**Directive:** Transcribe every line exactly. Leave the pictures behind.

**Stored data:**
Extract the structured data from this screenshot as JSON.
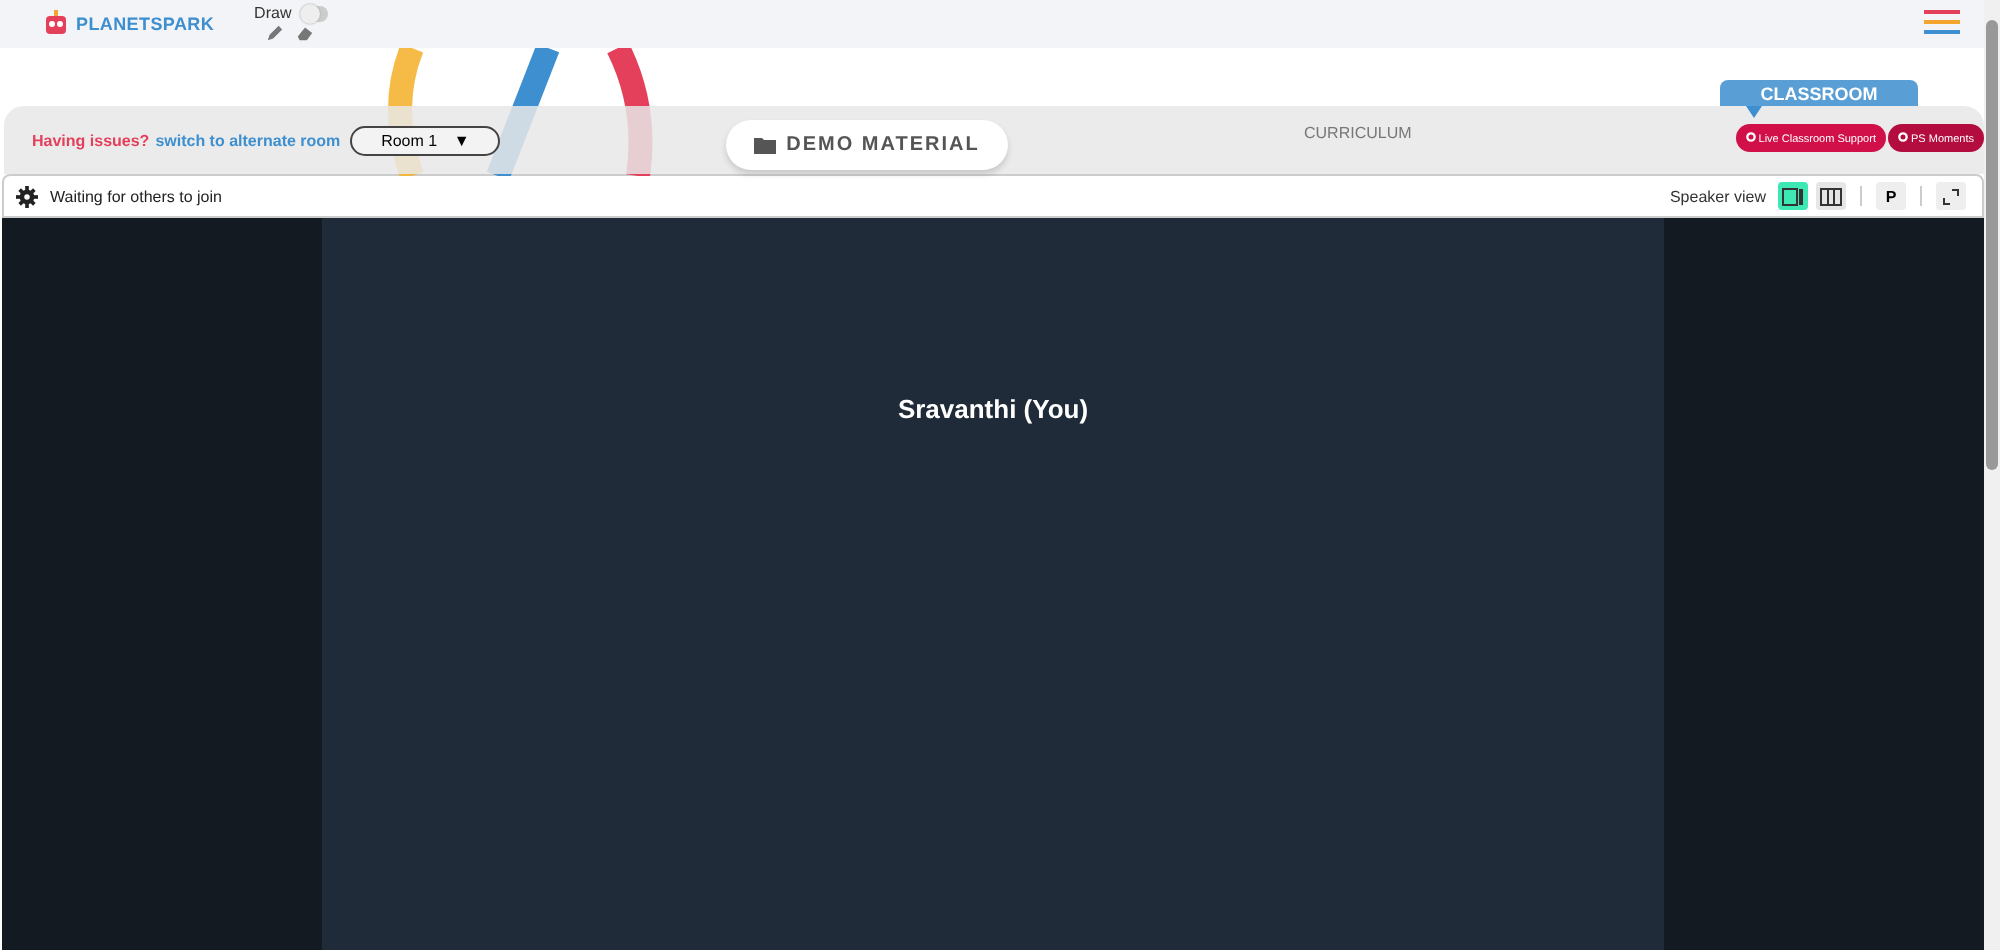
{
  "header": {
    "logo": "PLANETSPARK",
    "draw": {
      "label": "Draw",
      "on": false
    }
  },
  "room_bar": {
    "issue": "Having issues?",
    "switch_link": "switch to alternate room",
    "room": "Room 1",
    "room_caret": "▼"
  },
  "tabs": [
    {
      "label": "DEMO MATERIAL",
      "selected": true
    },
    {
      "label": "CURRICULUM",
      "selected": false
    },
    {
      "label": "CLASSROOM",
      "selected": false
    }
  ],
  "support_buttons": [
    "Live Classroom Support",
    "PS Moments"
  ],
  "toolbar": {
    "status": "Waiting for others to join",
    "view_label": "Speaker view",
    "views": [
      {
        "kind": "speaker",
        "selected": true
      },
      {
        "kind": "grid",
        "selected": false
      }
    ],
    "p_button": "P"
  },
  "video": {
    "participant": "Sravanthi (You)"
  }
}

**Reply:**
Extract the structured data from this screenshot as JSON.
{
  "header": {
    "logo": "PLANETSPARK",
    "draw": {
      "label": "Draw",
      "on": false
    }
  },
  "room_bar": {
    "issue": "Having issues?",
    "switch_link": "switch to alternate room",
    "room": "Room 1",
    "room_caret": "▼"
  },
  "tabs": [
    {
      "label": "DEMO MATERIAL",
      "selected": true
    },
    {
      "label": "CURRICULUM",
      "selected": false
    },
    {
      "label": "CLASSROOM",
      "selected": false
    }
  ],
  "support_buttons": [
    "Live Classroom Support",
    "PS Moments"
  ],
  "toolbar": {
    "status": "Waiting for others to join",
    "view_label": "Speaker view",
    "views": [
      {
        "kind": "speaker",
        "selected": true
      },
      {
        "kind": "grid",
        "selected": false
      }
    ],
    "p_button": "P"
  },
  "video": {
    "participant": "Sravanthi (You)"
  }
}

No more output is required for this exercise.